'''

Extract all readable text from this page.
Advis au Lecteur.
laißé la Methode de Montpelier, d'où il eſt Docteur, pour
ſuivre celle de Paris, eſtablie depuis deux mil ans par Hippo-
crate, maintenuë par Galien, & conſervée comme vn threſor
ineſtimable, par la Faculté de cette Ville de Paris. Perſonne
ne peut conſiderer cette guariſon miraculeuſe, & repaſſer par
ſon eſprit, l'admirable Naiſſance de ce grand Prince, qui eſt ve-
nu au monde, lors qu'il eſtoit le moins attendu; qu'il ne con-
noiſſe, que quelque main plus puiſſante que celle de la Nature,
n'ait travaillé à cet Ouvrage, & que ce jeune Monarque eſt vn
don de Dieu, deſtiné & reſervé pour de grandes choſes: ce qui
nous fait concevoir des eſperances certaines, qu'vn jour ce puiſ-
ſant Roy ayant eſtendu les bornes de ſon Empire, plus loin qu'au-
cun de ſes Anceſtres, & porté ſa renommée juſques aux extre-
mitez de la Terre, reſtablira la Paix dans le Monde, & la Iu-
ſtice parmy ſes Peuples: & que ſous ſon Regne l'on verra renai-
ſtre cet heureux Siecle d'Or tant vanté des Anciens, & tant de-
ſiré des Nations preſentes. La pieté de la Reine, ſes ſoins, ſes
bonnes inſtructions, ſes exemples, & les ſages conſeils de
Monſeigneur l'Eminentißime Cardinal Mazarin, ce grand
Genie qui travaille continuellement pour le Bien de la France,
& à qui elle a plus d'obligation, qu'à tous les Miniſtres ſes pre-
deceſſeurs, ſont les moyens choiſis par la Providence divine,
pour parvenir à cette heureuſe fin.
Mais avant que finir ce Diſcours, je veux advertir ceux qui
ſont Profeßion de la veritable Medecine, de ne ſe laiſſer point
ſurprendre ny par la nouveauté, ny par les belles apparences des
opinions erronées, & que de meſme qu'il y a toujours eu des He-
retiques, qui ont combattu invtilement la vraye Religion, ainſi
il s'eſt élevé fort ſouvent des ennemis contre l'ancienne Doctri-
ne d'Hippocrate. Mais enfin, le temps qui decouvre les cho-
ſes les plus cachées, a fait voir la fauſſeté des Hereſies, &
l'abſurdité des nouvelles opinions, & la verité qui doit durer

'''

Description of the task:
Please output the entire listing exactly as it stands.

Output below:
Extract all readable text from this page.
Advis au Lecteur.
laißé la Methode de Montpelier, d'où il eſt Docteur, pour
ſuivre celle de Paris, eſtablie depuis deux mil ans par Hippo-
crate, maintenuë par Galien, & conſervée comme vn threſor
ineſtimable, par la Faculté de cette Ville de Paris. Perſonne
ne peut conſiderer cette guariſon miraculeuſe, & repaſſer par
ſon eſprit, l'admirable Naiſſance de ce grand Prince, qui eſt ve-
nu au monde, lors qu'il eſtoit le moins attendu; qu'il ne con-
noiſſe, que quelque main plus puiſſante que celle de la Nature,
n'ait travaillé à cet Ouvrage, & que ce jeune Monarque eſt vn
don de Dieu, deſtiné & reſervé pour de grandes choſes: ce qui
nous fait concevoir des eſperances certaines, qu'vn jour ce puiſ-
ſant Roy ayant eſtendu les bornes de ſon Empire, plus loin qu'au-
cun de ſes Anceſtres, & porté ſa renommée juſques aux extre-
mitez de la Terre, reſtablira la Paix dans le Monde, & la Iu-
ſtice parmy ſes Peuples: & que ſous ſon Regne l'on verra renai-
ſtre cet heureux Siecle d'Or tant vanté des Anciens, & tant de-
ſiré des Nations preſentes. La pieté de la Reine, ſes ſoins, ſes
bonnes inſtructions, ſes exemples, & les ſages conſeils de
Monſeigneur l'Eminentißime Cardinal Mazarin, ce grand
Genie qui travaille continuellement pour le Bien de la France,
& à qui elle a plus d'obligation, qu'à tous les Miniſtres ſes pre-
deceſſeurs, ſont les moyens choiſis par la Providence divine,
pour parvenir à cette heureuſe fin.
Mais avant que finir ce Diſcours, je veux advertir ceux qui
ſont Profeßion de la veritable Medecine, de ne ſe laiſſer point
ſurprendre ny par la nouveauté, ny par les belles apparences des
opinions erronées, & que de meſme qu'il y a toujours eu des He-
retiques, qui ont combattu invtilement la vraye Religion, ainſi
il s'eſt élevé fort ſouvent des ennemis contre l'ancienne Doctri-
ne d'Hippocrate. Mais enfin, le temps qui decouvre les cho-
ſes les plus cachées, a fait voir la fauſſeté des Hereſies, &
l'abſurdité des nouvelles opinions, & la verité qui doit durer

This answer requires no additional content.